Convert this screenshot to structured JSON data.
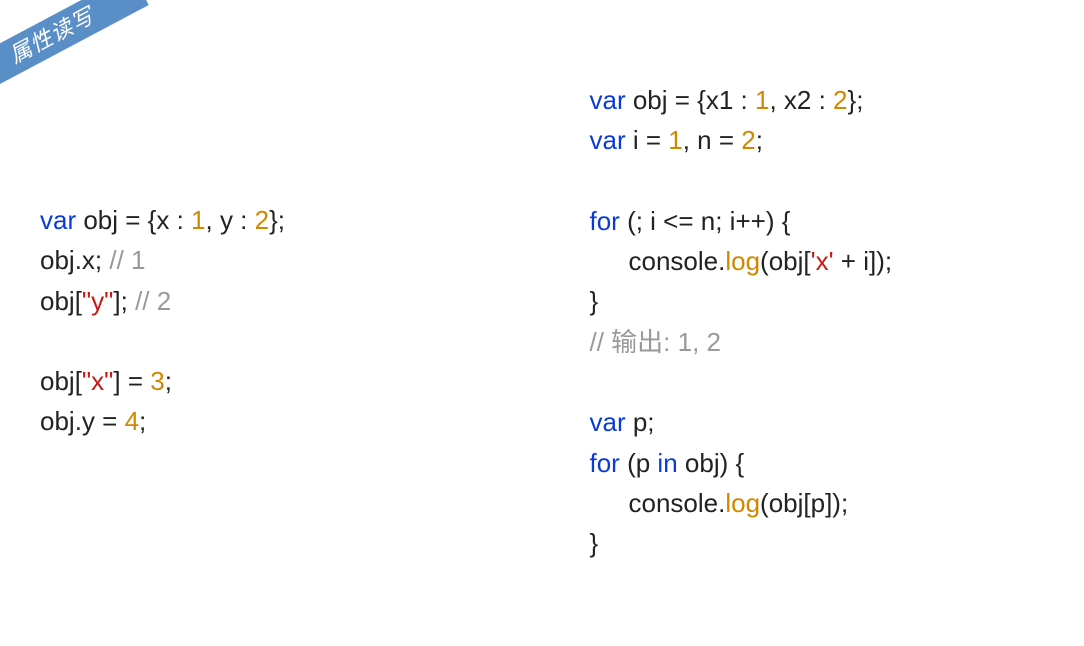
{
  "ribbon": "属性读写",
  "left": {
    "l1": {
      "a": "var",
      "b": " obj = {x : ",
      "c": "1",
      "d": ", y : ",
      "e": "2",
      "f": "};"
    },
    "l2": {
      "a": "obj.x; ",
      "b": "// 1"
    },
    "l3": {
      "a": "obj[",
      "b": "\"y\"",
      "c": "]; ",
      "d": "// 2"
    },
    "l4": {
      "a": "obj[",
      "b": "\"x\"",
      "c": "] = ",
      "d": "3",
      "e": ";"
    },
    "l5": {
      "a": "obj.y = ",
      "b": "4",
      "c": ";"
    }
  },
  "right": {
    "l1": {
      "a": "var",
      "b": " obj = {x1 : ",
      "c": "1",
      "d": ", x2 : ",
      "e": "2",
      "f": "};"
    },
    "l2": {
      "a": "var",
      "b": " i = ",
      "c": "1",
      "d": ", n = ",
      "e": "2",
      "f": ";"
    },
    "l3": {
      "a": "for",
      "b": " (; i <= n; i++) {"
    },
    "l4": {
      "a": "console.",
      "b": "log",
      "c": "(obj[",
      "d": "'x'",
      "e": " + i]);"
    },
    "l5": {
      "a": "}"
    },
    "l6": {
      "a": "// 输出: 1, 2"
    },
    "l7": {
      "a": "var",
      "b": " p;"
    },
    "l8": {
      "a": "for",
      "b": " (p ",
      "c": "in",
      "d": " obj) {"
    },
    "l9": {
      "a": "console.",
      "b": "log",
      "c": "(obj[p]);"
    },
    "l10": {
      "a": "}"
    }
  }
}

- - -

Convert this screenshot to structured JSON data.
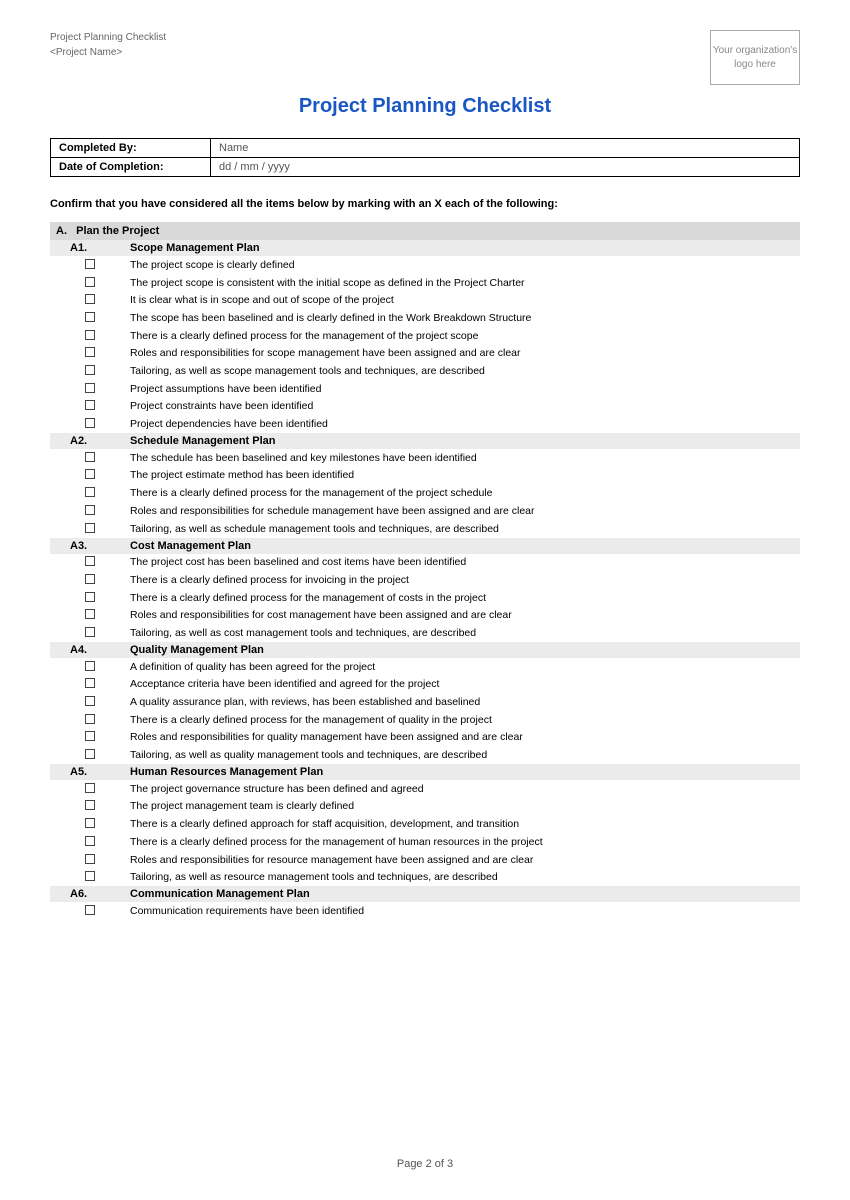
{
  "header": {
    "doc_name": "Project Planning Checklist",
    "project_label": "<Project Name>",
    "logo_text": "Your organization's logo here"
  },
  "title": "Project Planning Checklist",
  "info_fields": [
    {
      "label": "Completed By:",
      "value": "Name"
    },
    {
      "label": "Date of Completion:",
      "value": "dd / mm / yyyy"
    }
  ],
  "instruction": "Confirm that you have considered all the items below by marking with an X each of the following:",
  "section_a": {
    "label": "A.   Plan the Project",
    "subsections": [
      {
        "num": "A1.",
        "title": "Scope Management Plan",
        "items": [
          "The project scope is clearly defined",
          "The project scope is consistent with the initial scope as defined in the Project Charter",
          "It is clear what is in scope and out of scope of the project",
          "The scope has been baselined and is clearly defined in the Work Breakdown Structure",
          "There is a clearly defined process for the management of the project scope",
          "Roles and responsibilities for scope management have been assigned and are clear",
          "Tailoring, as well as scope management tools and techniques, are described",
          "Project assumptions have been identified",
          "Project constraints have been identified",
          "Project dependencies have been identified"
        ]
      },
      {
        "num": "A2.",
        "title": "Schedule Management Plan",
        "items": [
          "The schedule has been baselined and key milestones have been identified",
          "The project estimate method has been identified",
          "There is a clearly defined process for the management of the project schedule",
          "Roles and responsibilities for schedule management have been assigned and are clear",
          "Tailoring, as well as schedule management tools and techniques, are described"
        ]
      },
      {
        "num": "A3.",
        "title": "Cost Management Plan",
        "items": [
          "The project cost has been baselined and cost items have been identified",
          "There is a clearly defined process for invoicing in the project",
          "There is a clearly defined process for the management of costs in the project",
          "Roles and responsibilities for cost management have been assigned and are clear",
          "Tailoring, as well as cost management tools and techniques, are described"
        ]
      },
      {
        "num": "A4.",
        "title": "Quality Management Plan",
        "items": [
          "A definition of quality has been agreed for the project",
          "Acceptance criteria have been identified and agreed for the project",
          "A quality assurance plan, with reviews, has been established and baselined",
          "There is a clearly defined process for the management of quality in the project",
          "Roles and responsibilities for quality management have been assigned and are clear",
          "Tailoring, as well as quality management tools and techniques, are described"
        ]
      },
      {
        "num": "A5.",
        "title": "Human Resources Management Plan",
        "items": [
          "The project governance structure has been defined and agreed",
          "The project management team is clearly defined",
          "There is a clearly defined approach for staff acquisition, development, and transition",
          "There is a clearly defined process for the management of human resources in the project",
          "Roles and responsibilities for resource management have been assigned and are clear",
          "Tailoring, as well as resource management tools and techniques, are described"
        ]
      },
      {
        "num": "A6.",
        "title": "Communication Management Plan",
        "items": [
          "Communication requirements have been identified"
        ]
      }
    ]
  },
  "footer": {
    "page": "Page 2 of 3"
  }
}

- - -

=== WRITTEN EXERCISE ===
Gather each line in the data that holds the string "tools".

=== RESPONSE TO THIS EXERCISE ===
          "Tailoring, as well as scope management tools and techniques, are described",
          "Tailoring, as well as schedule management tools and techniques, are described"
          "Tailoring, as well as cost management tools and techniques, are described"
          "Tailoring, as well as quality management tools and techniques, are described"
          "Tailoring, as well as resource management tools and techniques, are described"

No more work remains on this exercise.